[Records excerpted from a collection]
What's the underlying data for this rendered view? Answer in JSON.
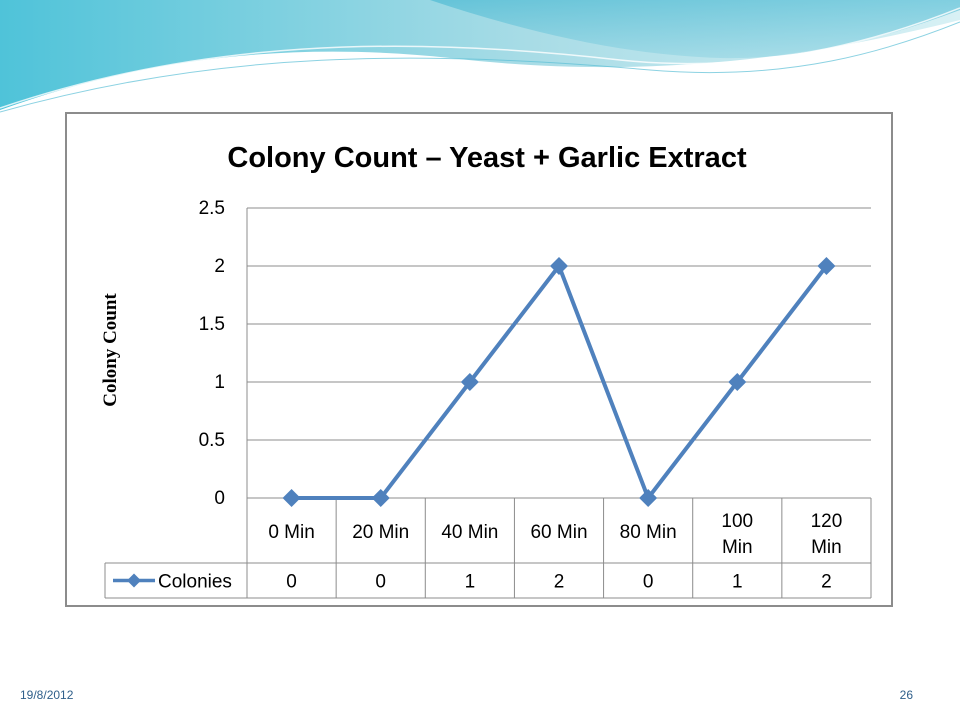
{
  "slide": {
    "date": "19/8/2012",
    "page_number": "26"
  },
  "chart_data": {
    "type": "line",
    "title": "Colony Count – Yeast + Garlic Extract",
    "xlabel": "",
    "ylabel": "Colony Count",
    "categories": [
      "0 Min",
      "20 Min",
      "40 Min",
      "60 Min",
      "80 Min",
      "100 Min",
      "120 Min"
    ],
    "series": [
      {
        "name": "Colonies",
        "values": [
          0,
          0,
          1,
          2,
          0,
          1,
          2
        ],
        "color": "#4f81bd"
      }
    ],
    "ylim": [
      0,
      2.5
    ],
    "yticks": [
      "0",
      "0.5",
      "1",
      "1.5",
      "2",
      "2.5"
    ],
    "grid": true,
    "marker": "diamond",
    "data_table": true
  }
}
==
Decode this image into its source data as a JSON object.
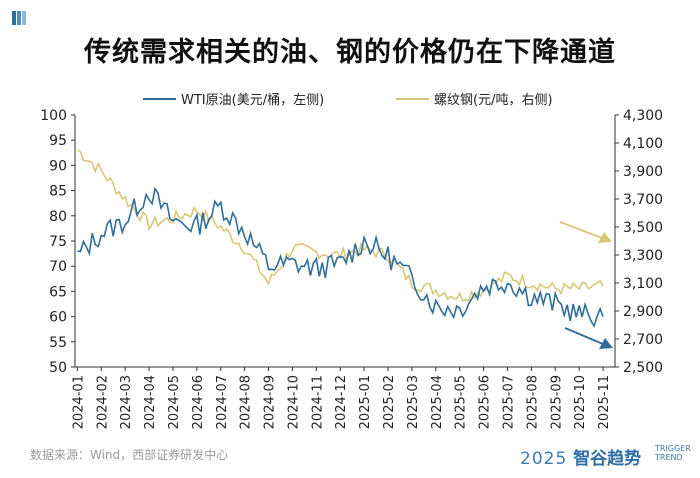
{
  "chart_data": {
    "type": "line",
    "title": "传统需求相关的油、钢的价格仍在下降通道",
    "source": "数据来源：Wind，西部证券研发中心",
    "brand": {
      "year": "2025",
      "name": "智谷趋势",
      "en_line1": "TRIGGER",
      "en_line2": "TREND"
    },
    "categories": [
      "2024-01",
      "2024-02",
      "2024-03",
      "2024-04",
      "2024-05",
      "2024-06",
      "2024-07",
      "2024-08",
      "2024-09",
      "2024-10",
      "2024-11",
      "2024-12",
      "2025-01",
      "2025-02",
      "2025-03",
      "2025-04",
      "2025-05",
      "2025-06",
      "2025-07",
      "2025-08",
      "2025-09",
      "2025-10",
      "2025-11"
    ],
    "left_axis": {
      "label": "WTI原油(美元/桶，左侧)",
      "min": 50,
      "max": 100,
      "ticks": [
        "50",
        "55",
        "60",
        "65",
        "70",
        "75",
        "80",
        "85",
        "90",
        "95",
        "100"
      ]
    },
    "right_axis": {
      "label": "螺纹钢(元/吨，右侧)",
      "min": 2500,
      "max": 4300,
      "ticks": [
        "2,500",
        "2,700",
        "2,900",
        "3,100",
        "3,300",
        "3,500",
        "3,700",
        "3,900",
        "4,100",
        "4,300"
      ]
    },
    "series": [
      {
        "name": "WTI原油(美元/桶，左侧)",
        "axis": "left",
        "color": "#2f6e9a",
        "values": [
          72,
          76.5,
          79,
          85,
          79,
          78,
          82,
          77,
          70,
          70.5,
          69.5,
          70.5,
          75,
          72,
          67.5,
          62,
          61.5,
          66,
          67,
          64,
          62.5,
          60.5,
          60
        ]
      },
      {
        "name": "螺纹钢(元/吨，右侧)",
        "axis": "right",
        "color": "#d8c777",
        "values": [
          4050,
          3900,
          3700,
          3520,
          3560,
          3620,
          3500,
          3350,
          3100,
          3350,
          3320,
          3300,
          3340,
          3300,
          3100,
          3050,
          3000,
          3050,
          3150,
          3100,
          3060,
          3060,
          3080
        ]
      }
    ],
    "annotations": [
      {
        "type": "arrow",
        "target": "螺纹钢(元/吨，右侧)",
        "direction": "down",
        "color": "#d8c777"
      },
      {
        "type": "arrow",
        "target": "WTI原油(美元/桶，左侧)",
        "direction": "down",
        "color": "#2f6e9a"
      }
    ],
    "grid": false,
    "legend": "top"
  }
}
* * *
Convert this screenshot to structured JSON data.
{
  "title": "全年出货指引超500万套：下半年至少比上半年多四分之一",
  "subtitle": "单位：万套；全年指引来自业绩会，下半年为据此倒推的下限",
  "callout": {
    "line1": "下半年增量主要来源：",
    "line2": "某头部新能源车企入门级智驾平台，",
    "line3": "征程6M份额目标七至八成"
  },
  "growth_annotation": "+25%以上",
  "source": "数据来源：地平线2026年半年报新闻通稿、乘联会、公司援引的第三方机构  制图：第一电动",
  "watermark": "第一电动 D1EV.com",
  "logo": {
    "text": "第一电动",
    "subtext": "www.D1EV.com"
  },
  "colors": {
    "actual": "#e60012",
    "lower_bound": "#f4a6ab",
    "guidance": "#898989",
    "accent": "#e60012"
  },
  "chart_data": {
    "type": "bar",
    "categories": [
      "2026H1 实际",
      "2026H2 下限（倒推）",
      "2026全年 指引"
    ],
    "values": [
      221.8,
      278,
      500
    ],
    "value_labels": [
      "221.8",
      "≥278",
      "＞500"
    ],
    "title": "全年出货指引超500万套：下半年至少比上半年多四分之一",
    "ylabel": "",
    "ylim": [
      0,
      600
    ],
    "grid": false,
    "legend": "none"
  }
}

#### Directive
In the listing, find each line with the string "this" and copy it.

#### Expected output
What's the underlying data for this rendered view? Answer in JSON.
Decode this image into its source data as a JSON object.
Convert this screenshot to structured JSON data.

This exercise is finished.